===== INFORMATION GIVEN =====
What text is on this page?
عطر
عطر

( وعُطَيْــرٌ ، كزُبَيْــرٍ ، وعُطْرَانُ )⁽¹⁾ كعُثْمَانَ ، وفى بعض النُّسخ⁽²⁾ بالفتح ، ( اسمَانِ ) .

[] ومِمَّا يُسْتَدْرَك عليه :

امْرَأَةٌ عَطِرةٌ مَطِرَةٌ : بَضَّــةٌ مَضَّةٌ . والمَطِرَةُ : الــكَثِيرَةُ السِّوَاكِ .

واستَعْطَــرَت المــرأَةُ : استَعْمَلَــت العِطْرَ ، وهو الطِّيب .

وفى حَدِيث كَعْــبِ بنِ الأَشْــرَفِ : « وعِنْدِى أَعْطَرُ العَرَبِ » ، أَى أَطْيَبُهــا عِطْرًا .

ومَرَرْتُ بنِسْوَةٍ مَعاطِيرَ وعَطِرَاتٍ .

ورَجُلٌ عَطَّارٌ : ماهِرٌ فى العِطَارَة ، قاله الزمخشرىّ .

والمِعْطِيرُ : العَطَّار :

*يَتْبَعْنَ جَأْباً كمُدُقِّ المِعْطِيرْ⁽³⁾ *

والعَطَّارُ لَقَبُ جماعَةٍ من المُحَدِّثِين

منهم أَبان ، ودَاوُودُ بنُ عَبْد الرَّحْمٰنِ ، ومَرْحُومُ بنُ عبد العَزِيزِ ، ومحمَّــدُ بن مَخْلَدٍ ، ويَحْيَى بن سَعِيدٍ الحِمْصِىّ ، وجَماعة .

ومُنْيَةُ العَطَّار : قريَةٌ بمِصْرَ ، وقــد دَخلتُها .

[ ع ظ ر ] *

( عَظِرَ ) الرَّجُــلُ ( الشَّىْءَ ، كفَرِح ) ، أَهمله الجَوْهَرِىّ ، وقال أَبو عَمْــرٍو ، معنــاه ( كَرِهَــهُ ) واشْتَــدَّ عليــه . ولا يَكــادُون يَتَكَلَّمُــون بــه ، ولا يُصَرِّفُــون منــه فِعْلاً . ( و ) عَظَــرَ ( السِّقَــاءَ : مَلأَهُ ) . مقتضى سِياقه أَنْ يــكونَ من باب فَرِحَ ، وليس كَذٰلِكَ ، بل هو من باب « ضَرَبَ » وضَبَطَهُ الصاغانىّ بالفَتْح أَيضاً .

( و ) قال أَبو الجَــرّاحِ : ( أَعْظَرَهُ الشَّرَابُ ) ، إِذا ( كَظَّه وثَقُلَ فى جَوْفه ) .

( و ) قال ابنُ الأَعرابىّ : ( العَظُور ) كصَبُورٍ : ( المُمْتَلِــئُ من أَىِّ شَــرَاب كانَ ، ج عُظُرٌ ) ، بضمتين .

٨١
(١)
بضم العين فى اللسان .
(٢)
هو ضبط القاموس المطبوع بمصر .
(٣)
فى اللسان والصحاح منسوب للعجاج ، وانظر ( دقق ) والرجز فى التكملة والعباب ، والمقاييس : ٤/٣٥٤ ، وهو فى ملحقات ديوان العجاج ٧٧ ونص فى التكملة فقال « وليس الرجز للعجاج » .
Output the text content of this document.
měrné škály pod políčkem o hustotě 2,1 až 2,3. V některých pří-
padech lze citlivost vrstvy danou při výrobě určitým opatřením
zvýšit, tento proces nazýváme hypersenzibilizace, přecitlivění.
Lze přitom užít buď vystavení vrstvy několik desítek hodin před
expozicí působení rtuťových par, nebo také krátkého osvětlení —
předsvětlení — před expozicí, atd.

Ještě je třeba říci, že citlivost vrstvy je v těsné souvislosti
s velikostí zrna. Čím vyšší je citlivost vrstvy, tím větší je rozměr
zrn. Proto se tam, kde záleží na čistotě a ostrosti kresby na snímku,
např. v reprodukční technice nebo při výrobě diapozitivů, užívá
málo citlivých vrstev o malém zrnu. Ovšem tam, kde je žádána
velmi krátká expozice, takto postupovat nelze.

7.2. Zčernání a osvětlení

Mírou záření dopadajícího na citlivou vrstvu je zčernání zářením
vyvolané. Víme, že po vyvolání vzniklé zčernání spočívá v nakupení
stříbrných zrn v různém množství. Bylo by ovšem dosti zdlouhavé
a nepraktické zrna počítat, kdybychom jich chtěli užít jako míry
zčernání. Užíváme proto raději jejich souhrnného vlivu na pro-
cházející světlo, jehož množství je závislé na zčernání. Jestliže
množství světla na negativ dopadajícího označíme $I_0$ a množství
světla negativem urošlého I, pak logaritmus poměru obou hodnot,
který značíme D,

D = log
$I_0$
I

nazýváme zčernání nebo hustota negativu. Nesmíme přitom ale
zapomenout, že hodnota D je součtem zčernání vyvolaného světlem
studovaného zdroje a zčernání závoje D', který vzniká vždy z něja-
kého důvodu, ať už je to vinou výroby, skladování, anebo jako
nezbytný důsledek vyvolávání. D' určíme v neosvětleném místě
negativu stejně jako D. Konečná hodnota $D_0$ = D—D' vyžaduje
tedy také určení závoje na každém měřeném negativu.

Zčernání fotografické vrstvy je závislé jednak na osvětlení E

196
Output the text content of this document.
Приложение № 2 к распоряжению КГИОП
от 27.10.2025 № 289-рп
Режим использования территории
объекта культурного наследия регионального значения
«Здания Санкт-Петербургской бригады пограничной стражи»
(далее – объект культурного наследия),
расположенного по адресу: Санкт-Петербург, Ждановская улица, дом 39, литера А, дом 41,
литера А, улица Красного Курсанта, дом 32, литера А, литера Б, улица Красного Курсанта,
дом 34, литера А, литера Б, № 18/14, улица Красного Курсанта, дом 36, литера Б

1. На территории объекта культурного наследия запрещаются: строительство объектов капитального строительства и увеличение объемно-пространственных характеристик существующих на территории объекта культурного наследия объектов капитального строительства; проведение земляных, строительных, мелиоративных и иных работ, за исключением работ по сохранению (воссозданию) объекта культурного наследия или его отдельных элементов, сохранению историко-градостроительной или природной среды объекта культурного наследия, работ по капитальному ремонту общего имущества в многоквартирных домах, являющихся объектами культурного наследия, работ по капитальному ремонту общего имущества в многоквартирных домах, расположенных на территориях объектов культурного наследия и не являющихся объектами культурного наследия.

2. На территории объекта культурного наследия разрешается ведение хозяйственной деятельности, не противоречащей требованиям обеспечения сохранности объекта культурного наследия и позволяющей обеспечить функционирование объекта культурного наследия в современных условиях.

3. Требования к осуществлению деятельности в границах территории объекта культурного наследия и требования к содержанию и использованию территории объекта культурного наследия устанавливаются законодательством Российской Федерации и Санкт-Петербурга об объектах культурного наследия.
=====
Can you restate every record above word for word?

What text is on this page?
عطر
عطر

( وعُطَيْــرٌ ، كزُبَيْــرٍ ، وعُطْرَانُ )⁽¹⁾ كعُثْمَانَ ، وفى بعض النُّسخ⁽²⁾ بالفتح ، ( اسمَانِ ) .

[] ومِمَّا يُسْتَدْرَك عليه :

امْرَأَةٌ عَطِرةٌ مَطِرَةٌ : بَضَّــةٌ مَضَّةٌ . والمَطِرَةُ : الــكَثِيرَةُ السِّوَاكِ .

واستَعْطَــرَت المــرأَةُ : استَعْمَلَــت العِطْرَ ، وهو الطِّيب .

وفى حَدِيث كَعْــبِ بنِ الأَشْــرَفِ : « وعِنْدِى أَعْطَرُ العَرَبِ » ، أَى أَطْيَبُهــا عِطْرًا .

ومَرَرْتُ بنِسْوَةٍ مَعاطِيرَ وعَطِرَاتٍ .

ورَجُلٌ عَطَّارٌ : ماهِرٌ فى العِطَارَة ، قاله الزمخشرىّ .

والمِعْطِيرُ : العَطَّار :

*يَتْبَعْنَ جَأْباً كمُدُقِّ المِعْطِيرْ⁽³⁾ *

والعَطَّارُ لَقَبُ جماعَةٍ من المُحَدِّثِين

منهم أَبان ، ودَاوُودُ بنُ عَبْد الرَّحْمٰنِ ، ومَرْحُومُ بنُ عبد العَزِيزِ ، ومحمَّــدُ بن مَخْلَدٍ ، ويَحْيَى بن سَعِيدٍ الحِمْصِىّ ، وجَماعة .

ومُنْيَةُ العَطَّار : قريَةٌ بمِصْرَ ، وقــد دَخلتُها .

[ ع ظ ر ] *

( عَظِرَ ) الرَّجُــلُ ( الشَّىْءَ ، كفَرِح ) ، أَهمله الجَوْهَرِىّ ، وقال أَبو عَمْــرٍو ، معنــاه ( كَرِهَــهُ ) واشْتَــدَّ عليــه . ولا يَكــادُون يَتَكَلَّمُــون بــه ، ولا يُصَرِّفُــون منــه فِعْلاً . ( و ) عَظَــرَ ( السِّقَــاءَ : مَلأَهُ ) . مقتضى سِياقه أَنْ يــكونَ من باب فَرِحَ ، وليس كَذٰلِكَ ، بل هو من باب « ضَرَبَ » وضَبَطَهُ الصاغانىّ بالفَتْح أَيضاً .

( و ) قال أَبو الجَــرّاحِ : ( أَعْظَرَهُ الشَّرَابُ ) ، إِذا ( كَظَّه وثَقُلَ فى جَوْفه ) .

( و ) قال ابنُ الأَعرابىّ : ( العَظُور ) كصَبُورٍ : ( المُمْتَلِــئُ من أَىِّ شَــرَاب كانَ ، ج عُظُرٌ ) ، بضمتين .

٨١
(١)
بضم العين فى اللسان .
(٢)
هو ضبط القاموس المطبوع بمصر .
(٣)
فى اللسان والصحاح منسوب للعجاج ، وانظر ( دقق ) والرجز فى التكملة والعباب ، والمقاييس : ٤/٣٥٤ ، وهو فى ملحقات ديوان العجاج ٧٧ ونص فى التكملة فقال « وليس الرجز للعجاج » .
Output the text content of this document.
měrné škály pod políčkem o hustotě 2,1 až 2,3. V některých pří-
padech lze citlivost vrstvy danou při výrobě určitým opatřením
zvýšit, tento proces nazýváme hypersenzibilizace, přecitlivění.
Lze přitom užít buď vystavení vrstvy několik desítek hodin před
expozicí působení rtuťových par, nebo také krátkého osvětlení —
předsvětlení — před expozicí, atd.

Ještě je třeba říci, že citlivost vrstvy je v těsné souvislosti
s velikostí zrna. Čím vyšší je citlivost vrstvy, tím větší je rozměr
zrn. Proto se tam, kde záleží na čistotě a ostrosti kresby na snímku,
např. v reprodukční technice nebo při výrobě diapozitivů, užívá
málo citlivých vrstev o malém zrnu. Ovšem tam, kde je žádána
velmi krátká expozice, takto postupovat nelze.

7.2. Zčernání a osvětlení

Mírou záření dopadajícího na citlivou vrstvu je zčernání zářením
vyvolané. Víme, že po vyvolání vzniklé zčernání spočívá v nakupení
stříbrných zrn v různém množství. Bylo by ovšem dosti zdlouhavé
a nepraktické zrna počítat, kdybychom jich chtěli užít jako míry
zčernání. Užíváme proto raději jejich souhrnného vlivu na pro-
cházející světlo, jehož množství je závislé na zčernání. Jestliže
množství světla na negativ dopadajícího označíme $I_0$ a množství
světla negativem urošlého I, pak logaritmus poměru obou hodnot,
který značíme D,

D = log
$I_0$
I

nazýváme zčernání nebo hustota negativu. Nesmíme přitom ale
zapomenout, že hodnota D je součtem zčernání vyvolaného světlem
studovaného zdroje a zčernání závoje D', který vzniká vždy z něja-
kého důvodu, ať už je to vinou výroby, skladování, anebo jako
nezbytný důsledek vyvolávání. D' určíme v neosvětleném místě
negativu stejně jako D. Konečná hodnota $D_0$ = D—D' vyžaduje
tedy také určení závoje na každém měřeném negativu.

Zčernání fotografické vrstvy je závislé jednak na osvětlení E

196
Output the text content of this document.
Приложение № 2 к распоряжению КГИОП
от 27.10.2025 № 289-рп
Режим использования территории
объекта культурного наследия регионального значения
«Здания Санкт-Петербургской бригады пограничной стражи»
(далее – объект культурного наследия),
расположенного по адресу: Санкт-Петербург, Ждановская улица, дом 39, литера А, дом 41,
литера А, улица Красного Курсанта, дом 32, литера А, литера Б, улица Красного Курсанта,
дом 34, литера А, литера Б, № 18/14, улица Красного Курсанта, дом 36, литера Б

1. На территории объекта культурного наследия запрещаются: строительство объектов капитального строительства и увеличение объемно-пространственных характеристик существующих на территории объекта культурного наследия объектов капитального строительства; проведение земляных, строительных, мелиоративных и иных работ, за исключением работ по сохранению (воссозданию) объекта культурного наследия или его отдельных элементов, сохранению историко-градостроительной или природной среды объекта культурного наследия, работ по капитальному ремонту общего имущества в многоквартирных домах, являющихся объектами культурного наследия, работ по капитальному ремонту общего имущества в многоквартирных домах, расположенных на территориях объектов культурного наследия и не являющихся объектами культурного наследия.

2. На территории объекта культурного наследия разрешается ведение хозяйственной деятельности, не противоречащей требованиям обеспечения сохранности объекта культурного наследия и позволяющей обеспечить функционирование объекта культурного наследия в современных условиях.

3. Требования к осуществлению деятельности в границах территории объекта культурного наследия и требования к содержанию и использованию территории объекта культурного наследия устанавливаются законодательством Российской Федерации и Санкт-Петербурга об объектах культурного наследия.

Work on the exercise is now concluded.